» **PROBLEM**: Copy every line of the following data that includes the string "each".

» **GIVEN DATA**:
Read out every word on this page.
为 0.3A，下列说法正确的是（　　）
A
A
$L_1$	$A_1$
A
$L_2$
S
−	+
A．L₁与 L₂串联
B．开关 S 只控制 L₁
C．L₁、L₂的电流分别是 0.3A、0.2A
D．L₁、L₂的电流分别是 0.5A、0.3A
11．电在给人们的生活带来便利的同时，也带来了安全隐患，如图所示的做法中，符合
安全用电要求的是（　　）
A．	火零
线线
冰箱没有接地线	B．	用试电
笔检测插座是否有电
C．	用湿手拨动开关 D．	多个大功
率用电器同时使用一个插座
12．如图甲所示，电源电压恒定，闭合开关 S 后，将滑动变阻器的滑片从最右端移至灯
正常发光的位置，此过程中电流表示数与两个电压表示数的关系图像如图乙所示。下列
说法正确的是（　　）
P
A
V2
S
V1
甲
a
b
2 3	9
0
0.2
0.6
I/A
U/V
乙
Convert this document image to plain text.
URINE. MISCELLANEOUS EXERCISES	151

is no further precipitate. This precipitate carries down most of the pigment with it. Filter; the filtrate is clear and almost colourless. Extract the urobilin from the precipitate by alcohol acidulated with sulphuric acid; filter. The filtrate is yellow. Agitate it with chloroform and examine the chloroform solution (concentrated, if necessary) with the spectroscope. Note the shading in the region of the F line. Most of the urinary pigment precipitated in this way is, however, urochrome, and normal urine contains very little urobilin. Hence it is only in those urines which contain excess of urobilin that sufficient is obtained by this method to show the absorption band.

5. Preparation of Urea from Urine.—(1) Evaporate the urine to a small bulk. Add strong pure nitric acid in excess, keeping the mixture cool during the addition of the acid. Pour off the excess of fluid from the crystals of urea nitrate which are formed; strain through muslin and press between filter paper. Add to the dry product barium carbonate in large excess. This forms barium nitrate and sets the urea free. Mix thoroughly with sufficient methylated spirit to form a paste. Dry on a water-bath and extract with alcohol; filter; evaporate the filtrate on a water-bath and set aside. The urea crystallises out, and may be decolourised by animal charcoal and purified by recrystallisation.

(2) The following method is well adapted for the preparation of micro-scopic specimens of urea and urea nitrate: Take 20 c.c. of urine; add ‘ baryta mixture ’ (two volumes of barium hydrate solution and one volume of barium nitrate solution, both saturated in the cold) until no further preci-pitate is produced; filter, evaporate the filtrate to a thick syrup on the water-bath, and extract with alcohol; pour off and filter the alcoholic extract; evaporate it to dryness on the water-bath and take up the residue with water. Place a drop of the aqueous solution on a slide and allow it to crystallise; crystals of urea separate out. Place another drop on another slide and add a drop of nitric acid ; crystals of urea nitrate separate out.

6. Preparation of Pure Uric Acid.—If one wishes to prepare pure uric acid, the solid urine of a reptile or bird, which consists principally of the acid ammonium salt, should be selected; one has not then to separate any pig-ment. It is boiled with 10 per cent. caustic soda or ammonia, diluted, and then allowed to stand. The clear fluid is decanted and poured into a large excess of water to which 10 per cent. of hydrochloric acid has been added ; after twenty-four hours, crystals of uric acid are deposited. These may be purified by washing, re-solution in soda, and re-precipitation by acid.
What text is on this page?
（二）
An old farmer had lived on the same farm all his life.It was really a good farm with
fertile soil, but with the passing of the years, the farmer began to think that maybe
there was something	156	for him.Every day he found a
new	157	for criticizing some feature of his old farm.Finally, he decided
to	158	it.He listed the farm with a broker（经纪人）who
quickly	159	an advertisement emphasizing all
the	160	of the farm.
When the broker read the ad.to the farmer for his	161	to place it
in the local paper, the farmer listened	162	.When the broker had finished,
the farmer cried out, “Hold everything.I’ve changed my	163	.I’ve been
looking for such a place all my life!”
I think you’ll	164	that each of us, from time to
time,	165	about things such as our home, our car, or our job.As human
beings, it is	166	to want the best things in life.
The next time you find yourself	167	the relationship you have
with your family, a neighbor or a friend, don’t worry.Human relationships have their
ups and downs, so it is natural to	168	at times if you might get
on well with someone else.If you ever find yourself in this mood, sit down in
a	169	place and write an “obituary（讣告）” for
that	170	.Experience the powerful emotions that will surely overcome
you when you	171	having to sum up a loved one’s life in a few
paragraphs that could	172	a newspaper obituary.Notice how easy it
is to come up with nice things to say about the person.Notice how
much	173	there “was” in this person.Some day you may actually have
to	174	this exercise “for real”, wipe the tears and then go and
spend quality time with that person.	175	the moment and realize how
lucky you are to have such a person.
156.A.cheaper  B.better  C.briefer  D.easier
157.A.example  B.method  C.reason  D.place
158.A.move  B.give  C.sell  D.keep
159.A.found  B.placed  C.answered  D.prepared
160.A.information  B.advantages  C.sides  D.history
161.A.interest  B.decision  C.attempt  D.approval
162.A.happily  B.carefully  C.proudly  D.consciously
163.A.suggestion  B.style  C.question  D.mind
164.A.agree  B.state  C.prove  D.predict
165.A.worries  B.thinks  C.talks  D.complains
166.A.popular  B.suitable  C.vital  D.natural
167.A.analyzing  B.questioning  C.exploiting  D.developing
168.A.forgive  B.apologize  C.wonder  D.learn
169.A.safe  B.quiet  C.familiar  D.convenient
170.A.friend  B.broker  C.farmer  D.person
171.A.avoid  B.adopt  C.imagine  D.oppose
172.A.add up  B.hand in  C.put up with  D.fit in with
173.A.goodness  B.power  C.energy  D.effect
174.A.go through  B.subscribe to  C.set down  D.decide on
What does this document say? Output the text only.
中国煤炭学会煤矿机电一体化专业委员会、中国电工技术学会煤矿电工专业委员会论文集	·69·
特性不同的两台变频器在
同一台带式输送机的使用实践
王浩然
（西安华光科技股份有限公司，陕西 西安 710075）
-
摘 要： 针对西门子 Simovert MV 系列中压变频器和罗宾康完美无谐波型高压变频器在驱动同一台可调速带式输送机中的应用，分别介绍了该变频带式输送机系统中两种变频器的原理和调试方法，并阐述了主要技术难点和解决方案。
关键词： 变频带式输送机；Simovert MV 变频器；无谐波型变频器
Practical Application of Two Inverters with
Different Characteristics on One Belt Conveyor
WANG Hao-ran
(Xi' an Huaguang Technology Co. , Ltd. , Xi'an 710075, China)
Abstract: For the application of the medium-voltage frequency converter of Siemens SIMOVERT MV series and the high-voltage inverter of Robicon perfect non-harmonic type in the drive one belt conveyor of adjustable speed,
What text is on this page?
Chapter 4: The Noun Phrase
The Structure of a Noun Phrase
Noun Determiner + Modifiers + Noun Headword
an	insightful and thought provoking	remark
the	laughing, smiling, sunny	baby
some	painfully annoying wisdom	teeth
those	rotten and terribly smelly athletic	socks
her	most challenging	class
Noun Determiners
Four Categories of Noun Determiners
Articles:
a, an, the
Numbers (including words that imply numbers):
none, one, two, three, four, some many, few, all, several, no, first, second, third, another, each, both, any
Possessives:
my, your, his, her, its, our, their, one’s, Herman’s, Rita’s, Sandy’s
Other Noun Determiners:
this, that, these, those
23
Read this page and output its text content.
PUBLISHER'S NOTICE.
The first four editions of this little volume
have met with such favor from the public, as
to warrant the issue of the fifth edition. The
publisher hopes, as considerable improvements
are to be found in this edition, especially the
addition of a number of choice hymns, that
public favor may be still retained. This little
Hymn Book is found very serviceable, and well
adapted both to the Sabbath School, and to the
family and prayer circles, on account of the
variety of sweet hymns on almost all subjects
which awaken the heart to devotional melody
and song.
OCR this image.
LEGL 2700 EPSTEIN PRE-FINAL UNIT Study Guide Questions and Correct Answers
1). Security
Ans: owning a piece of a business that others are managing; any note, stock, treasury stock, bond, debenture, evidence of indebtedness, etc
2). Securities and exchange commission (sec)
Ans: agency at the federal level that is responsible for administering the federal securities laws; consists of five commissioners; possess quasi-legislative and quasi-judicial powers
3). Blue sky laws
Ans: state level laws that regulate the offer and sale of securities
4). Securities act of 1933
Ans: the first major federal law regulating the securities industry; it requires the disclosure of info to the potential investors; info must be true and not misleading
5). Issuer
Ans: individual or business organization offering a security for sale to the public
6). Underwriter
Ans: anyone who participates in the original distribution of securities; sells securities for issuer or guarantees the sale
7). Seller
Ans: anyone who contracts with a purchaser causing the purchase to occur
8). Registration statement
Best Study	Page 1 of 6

» **TASK OUTPUT**:
I think you’ll	164	that each of us, from time to
none, one, two, three, four, some many, few, all, several, no, first, second, third, another, each, both, any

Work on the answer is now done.